WHAT THE TASK REQUIRES: Set down all of the data exactly as it appears.

DATA ROWS:
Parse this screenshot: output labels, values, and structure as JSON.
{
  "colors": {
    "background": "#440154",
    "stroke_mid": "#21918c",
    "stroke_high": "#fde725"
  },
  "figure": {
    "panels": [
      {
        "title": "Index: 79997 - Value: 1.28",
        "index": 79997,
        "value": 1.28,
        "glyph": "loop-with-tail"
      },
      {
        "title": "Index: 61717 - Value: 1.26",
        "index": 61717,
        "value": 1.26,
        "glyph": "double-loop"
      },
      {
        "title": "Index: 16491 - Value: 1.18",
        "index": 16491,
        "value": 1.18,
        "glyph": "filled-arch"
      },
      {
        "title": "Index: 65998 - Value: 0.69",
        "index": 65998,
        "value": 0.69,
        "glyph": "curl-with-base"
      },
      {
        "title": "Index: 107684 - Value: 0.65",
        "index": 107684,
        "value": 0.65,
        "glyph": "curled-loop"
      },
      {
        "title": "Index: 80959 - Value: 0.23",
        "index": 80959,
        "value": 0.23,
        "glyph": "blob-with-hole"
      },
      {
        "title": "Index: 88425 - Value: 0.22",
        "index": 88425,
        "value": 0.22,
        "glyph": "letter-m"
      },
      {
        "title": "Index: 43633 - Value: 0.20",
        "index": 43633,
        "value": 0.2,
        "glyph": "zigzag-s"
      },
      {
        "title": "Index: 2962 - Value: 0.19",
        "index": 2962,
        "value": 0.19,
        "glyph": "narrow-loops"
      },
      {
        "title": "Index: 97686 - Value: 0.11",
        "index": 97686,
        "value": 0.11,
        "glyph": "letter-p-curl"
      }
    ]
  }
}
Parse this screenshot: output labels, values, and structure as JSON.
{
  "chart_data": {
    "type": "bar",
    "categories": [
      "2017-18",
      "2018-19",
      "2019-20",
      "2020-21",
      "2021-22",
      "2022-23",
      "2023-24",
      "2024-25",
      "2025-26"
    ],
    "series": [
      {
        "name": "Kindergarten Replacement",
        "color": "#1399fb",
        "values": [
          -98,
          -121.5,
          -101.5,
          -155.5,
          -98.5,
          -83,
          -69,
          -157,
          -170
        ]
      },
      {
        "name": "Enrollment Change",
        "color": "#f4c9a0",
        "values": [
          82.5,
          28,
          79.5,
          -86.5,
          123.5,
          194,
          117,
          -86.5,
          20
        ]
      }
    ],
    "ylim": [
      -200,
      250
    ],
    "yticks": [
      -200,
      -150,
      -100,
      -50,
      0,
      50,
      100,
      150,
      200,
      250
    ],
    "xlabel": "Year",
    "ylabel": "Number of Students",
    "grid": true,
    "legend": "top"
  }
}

RESPONSE BELOW:
Parse this screenshot: output labels, values, and structure as JSON.
{
  "colors": {
    "background": "#440154",
    "stroke_mid": "#21918c",
    "stroke_high": "#fde725"
  },
  "figure": {
    "panels": [
      {
        "title": "Index: 79997 - Value: 1.28",
        "index": 79997,
        "value": 1.28,
        "glyph": "loop-with-tail"
      },
      {
        "title": "Index: 61717 - Value: 1.26",
        "index": 61717,
        "value": 1.26,
        "glyph": "double-loop"
      },
      {
        "title": "Index: 16491 - Value: 1.18",
        "index": 16491,
        "value": 1.18,
        "glyph": "filled-arch"
      },
      {
        "title": "Index: 65998 - Value: 0.69",
        "index": 65998,
        "value": 0.69,
        "glyph": "curl-with-base"
      },
      {
        "title": "Index: 107684 - Value: 0.65",
        "index": 107684,
        "value": 0.65,
        "glyph": "curled-loop"
      },
      {
        "title": "Index: 80959 - Value: 0.23",
        "index": 80959,
        "value": 0.23,
        "glyph": "blob-with-hole"
      },
      {
        "title": "Index: 88425 - Value: 0.22",
        "index": 88425,
        "value": 0.22,
        "glyph": "letter-m"
      },
      {
        "title": "Index: 43633 - Value: 0.20",
        "index": 43633,
        "value": 0.2,
        "glyph": "zigzag-s"
      },
      {
        "title": "Index: 2962 - Value: 0.19",
        "index": 2962,
        "value": 0.19,
        "glyph": "narrow-loops"
      },
      {
        "title": "Index: 97686 - Value: 0.11",
        "index": 97686,
        "value": 0.11,
        "glyph": "letter-p-curl"
      }
    ]
  }
}
Parse this screenshot: output labels, values, and structure as JSON.
{
  "chart_data": {
    "type": "bar",
    "categories": [
      "2017-18",
      "2018-19",
      "2019-20",
      "2020-21",
      "2021-22",
      "2022-23",
      "2023-24",
      "2024-25",
      "2025-26"
    ],
    "series": [
      {
        "name": "Kindergarten Replacement",
        "color": "#1399fb",
        "values": [
          -98,
          -121.5,
          -101.5,
          -155.5,
          -98.5,
          -83,
          -69,
          -157,
          -170
        ]
      },
      {
        "name": "Enrollment Change",
        "color": "#f4c9a0",
        "values": [
          82.5,
          28,
          79.5,
          -86.5,
          123.5,
          194,
          117,
          -86.5,
          20
        ]
      }
    ],
    "ylim": [
      -200,
      250
    ],
    "yticks": [
      -200,
      -150,
      -100,
      -50,
      0,
      50,
      100,
      150,
      200,
      250
    ],
    "xlabel": "Year",
    "ylabel": "Number of Students",
    "grid": true,
    "legend": "top"
  }
}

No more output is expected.